Locate the lines where "данными" occurs and copy them as they stand.

* * * * * * *

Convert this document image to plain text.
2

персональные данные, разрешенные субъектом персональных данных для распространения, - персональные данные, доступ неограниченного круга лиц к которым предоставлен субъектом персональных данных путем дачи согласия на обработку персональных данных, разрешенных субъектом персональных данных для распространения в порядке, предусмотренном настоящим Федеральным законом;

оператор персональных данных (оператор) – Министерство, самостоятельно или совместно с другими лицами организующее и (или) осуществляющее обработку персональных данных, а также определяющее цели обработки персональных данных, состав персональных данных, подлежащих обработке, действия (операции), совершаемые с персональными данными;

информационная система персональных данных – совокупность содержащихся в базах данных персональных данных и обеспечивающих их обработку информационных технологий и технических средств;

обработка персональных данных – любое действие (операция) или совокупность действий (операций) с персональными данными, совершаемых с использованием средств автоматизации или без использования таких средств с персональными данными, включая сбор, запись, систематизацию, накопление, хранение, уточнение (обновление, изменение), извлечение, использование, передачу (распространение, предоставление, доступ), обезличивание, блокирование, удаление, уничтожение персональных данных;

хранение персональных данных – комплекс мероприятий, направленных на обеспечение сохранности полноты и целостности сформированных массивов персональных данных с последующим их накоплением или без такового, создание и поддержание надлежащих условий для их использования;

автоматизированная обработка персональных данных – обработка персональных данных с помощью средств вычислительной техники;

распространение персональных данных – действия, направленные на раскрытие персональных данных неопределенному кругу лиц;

* * * * * * *

> _REPLY_:
оператор персональных данных (оператор) – Министерство, самостоятельно или совместно с другими лицами организующее и (или) осуществляющее обработку персональных данных, а также определяющее цели обработки персональных данных, состав персональных данных, подлежащих обработке, действия (операции), совершаемые с персональными данными;
обработка персональных данных – любое действие (операция) или совокупность действий (операций) с персональными данными, совершаемых с использованием средств автоматизации или без использования таких средств с персональными данными, включая сбор, запись, систематизацию, накопление, хранение, уточнение (обновление, изменение), извлечение, использование, передачу (распространение, предоставление, доступ), обезличивание, блокирование, удаление, уничтожение персональных данных;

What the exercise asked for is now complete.